Problem requirements: Retype each record below word for word. Leave the pictures out.

Data rows:
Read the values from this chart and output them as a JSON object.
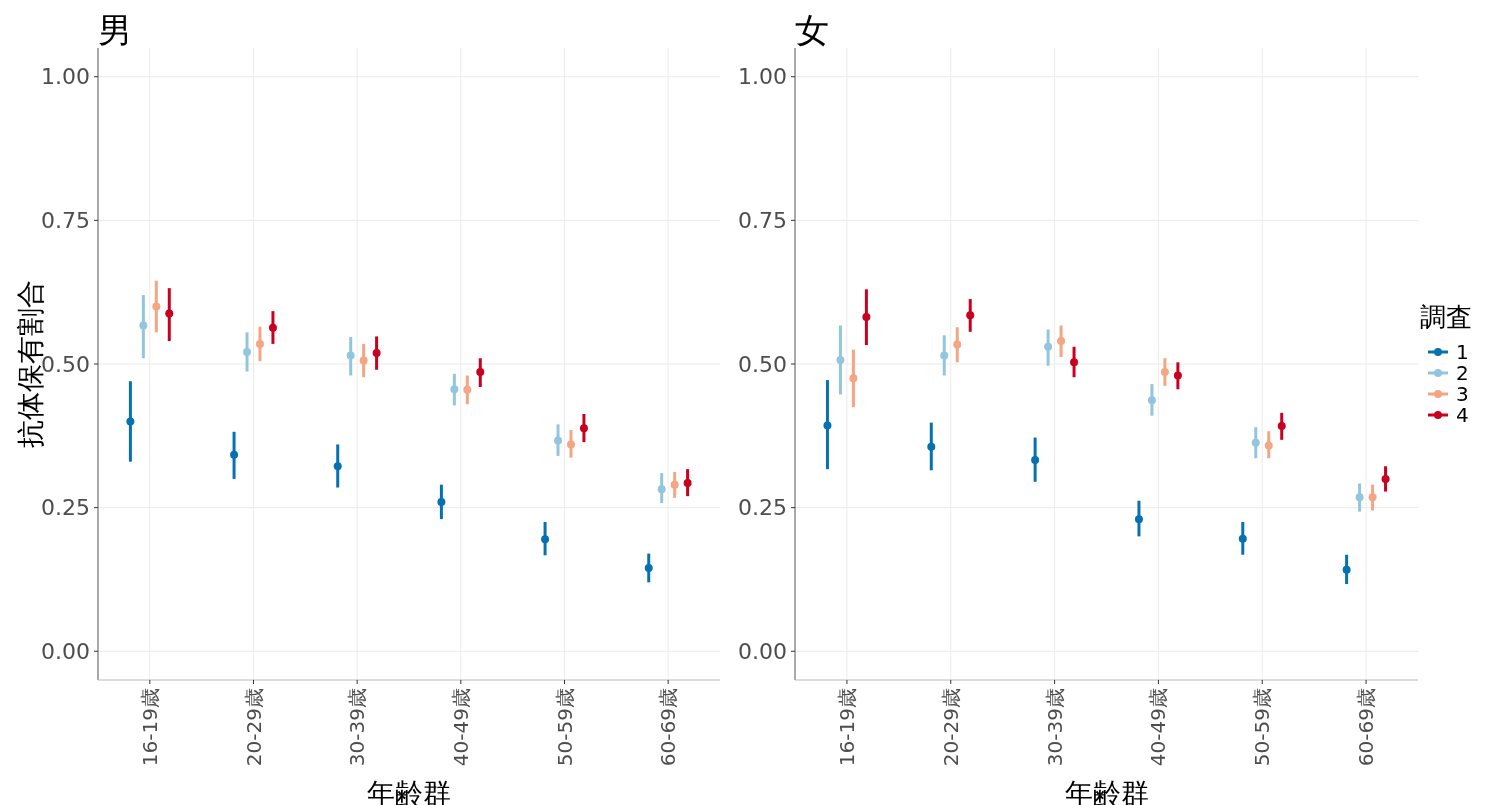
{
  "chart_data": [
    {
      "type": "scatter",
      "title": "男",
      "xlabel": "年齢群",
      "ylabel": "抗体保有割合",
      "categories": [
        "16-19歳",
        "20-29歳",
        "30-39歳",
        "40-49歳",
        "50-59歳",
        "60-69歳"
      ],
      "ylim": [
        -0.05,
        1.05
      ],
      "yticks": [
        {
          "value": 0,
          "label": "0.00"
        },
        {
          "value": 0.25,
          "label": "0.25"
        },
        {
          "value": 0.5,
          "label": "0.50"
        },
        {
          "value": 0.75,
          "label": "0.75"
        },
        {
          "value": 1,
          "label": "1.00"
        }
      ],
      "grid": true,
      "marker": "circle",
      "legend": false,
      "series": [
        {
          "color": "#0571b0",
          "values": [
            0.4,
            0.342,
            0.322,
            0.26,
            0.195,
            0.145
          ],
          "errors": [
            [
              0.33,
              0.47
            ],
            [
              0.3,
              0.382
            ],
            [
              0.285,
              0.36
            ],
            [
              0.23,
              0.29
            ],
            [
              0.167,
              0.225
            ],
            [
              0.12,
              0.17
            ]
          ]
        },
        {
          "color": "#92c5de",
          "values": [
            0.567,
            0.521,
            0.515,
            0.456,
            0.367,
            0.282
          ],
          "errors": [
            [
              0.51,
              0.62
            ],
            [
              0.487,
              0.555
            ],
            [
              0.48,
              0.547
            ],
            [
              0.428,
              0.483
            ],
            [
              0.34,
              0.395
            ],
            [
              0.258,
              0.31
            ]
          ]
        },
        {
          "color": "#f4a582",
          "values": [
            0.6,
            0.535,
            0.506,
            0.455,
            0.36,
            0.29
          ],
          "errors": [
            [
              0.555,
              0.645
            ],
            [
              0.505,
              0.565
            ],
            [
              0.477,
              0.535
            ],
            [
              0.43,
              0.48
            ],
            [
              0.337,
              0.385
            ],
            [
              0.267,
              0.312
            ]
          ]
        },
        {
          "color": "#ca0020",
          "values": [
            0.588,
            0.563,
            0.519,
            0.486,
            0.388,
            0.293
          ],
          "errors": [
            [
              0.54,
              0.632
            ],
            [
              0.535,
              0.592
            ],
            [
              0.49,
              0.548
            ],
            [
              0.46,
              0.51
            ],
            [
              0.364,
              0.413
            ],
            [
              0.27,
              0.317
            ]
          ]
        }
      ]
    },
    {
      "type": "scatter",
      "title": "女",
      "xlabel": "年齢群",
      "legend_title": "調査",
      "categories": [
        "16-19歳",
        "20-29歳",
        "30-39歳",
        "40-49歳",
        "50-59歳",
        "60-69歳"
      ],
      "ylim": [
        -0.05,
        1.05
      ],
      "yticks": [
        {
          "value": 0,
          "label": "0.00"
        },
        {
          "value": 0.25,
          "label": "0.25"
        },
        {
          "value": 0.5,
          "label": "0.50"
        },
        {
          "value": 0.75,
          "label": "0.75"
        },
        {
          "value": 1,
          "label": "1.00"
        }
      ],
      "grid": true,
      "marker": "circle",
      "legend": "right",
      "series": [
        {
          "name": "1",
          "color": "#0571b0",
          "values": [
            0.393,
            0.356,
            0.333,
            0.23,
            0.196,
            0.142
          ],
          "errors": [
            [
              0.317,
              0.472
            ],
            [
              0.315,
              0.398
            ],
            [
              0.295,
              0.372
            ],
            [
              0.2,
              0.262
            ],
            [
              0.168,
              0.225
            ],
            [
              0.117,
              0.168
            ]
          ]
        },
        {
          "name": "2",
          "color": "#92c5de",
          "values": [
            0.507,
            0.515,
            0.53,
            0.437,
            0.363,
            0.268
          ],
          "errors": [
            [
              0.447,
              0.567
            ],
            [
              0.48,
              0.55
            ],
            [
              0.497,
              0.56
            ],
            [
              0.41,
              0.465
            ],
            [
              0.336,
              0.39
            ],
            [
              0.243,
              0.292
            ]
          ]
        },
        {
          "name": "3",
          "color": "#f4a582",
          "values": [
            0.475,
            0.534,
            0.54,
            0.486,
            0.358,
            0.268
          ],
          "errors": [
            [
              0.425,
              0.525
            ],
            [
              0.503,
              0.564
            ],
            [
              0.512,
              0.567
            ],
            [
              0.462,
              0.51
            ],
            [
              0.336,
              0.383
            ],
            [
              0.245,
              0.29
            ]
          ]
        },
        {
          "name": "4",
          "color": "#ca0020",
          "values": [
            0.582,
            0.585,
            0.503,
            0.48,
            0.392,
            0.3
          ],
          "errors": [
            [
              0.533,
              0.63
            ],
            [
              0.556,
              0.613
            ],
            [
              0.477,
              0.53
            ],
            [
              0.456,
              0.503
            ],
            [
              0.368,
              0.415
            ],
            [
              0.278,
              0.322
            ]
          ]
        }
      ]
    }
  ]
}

Expected output:
Read the values from this chart and output them as a JSON object.
{
  "chart_data": [
    {
      "type": "scatter",
      "title": "男",
      "xlabel": "年齢群",
      "ylabel": "抗体保有割合",
      "categories": [
        "16-19歳",
        "20-29歳",
        "30-39歳",
        "40-49歳",
        "50-59歳",
        "60-69歳"
      ],
      "ylim": [
        -0.05,
        1.05
      ],
      "yticks": [
        {
          "value": 0,
          "label": "0.00"
        },
        {
          "value": 0.25,
          "label": "0.25"
        },
        {
          "value": 0.5,
          "label": "0.50"
        },
        {
          "value": 0.75,
          "label": "0.75"
        },
        {
          "value": 1,
          "label": "1.00"
        }
      ],
      "grid": true,
      "marker": "circle",
      "legend": false,
      "series": [
        {
          "color": "#0571b0",
          "values": [
            0.4,
            0.342,
            0.322,
            0.26,
            0.195,
            0.145
          ],
          "errors": [
            [
              0.33,
              0.47
            ],
            [
              0.3,
              0.382
            ],
            [
              0.285,
              0.36
            ],
            [
              0.23,
              0.29
            ],
            [
              0.167,
              0.225
            ],
            [
              0.12,
              0.17
            ]
          ]
        },
        {
          "color": "#92c5de",
          "values": [
            0.567,
            0.521,
            0.515,
            0.456,
            0.367,
            0.282
          ],
          "errors": [
            [
              0.51,
              0.62
            ],
            [
              0.487,
              0.555
            ],
            [
              0.48,
              0.547
            ],
            [
              0.428,
              0.483
            ],
            [
              0.34,
              0.395
            ],
            [
              0.258,
              0.31
            ]
          ]
        },
        {
          "color": "#f4a582",
          "values": [
            0.6,
            0.535,
            0.506,
            0.455,
            0.36,
            0.29
          ],
          "errors": [
            [
              0.555,
              0.645
            ],
            [
              0.505,
              0.565
            ],
            [
              0.477,
              0.535
            ],
            [
              0.43,
              0.48
            ],
            [
              0.337,
              0.385
            ],
            [
              0.267,
              0.312
            ]
          ]
        },
        {
          "color": "#ca0020",
          "values": [
            0.588,
            0.563,
            0.519,
            0.486,
            0.388,
            0.293
          ],
          "errors": [
            [
              0.54,
              0.632
            ],
            [
              0.535,
              0.592
            ],
            [
              0.49,
              0.548
            ],
            [
              0.46,
              0.51
            ],
            [
              0.364,
              0.413
            ],
            [
              0.27,
              0.317
            ]
          ]
        }
      ]
    },
    {
      "type": "scatter",
      "title": "女",
      "xlabel": "年齢群",
      "legend_title": "調査",
      "categories": [
        "16-19歳",
        "20-29歳",
        "30-39歳",
        "40-49歳",
        "50-59歳",
        "60-69歳"
      ],
      "ylim": [
        -0.05,
        1.05
      ],
      "yticks": [
        {
          "value": 0,
          "label": "0.00"
        },
        {
          "value": 0.25,
          "label": "0.25"
        },
        {
          "value": 0.5,
          "label": "0.50"
        },
        {
          "value": 0.75,
          "label": "0.75"
        },
        {
          "value": 1,
          "label": "1.00"
        }
      ],
      "grid": true,
      "marker": "circle",
      "legend": "right",
      "series": [
        {
          "name": "1",
          "color": "#0571b0",
          "values": [
            0.393,
            0.356,
            0.333,
            0.23,
            0.196,
            0.142
          ],
          "errors": [
            [
              0.317,
              0.472
            ],
            [
              0.315,
              0.398
            ],
            [
              0.295,
              0.372
            ],
            [
              0.2,
              0.262
            ],
            [
              0.168,
              0.225
            ],
            [
              0.117,
              0.168
            ]
          ]
        },
        {
          "name": "2",
          "color": "#92c5de",
          "values": [
            0.507,
            0.515,
            0.53,
            0.437,
            0.363,
            0.268
          ],
          "errors": [
            [
              0.447,
              0.567
            ],
            [
              0.48,
              0.55
            ],
            [
              0.497,
              0.56
            ],
            [
              0.41,
              0.465
            ],
            [
              0.336,
              0.39
            ],
            [
              0.243,
              0.292
            ]
          ]
        },
        {
          "name": "3",
          "color": "#f4a582",
          "values": [
            0.475,
            0.534,
            0.54,
            0.486,
            0.358,
            0.268
          ],
          "errors": [
            [
              0.425,
              0.525
            ],
            [
              0.503,
              0.564
            ],
            [
              0.512,
              0.567
            ],
            [
              0.462,
              0.51
            ],
            [
              0.336,
              0.383
            ],
            [
              0.245,
              0.29
            ]
          ]
        },
        {
          "name": "4",
          "color": "#ca0020",
          "values": [
            0.582,
            0.585,
            0.503,
            0.48,
            0.392,
            0.3
          ],
          "errors": [
            [
              0.533,
              0.63
            ],
            [
              0.556,
              0.613
            ],
            [
              0.477,
              0.53
            ],
            [
              0.456,
              0.503
            ],
            [
              0.368,
              0.415
            ],
            [
              0.278,
              0.322
            ]
          ]
        }
      ]
    }
  ]
}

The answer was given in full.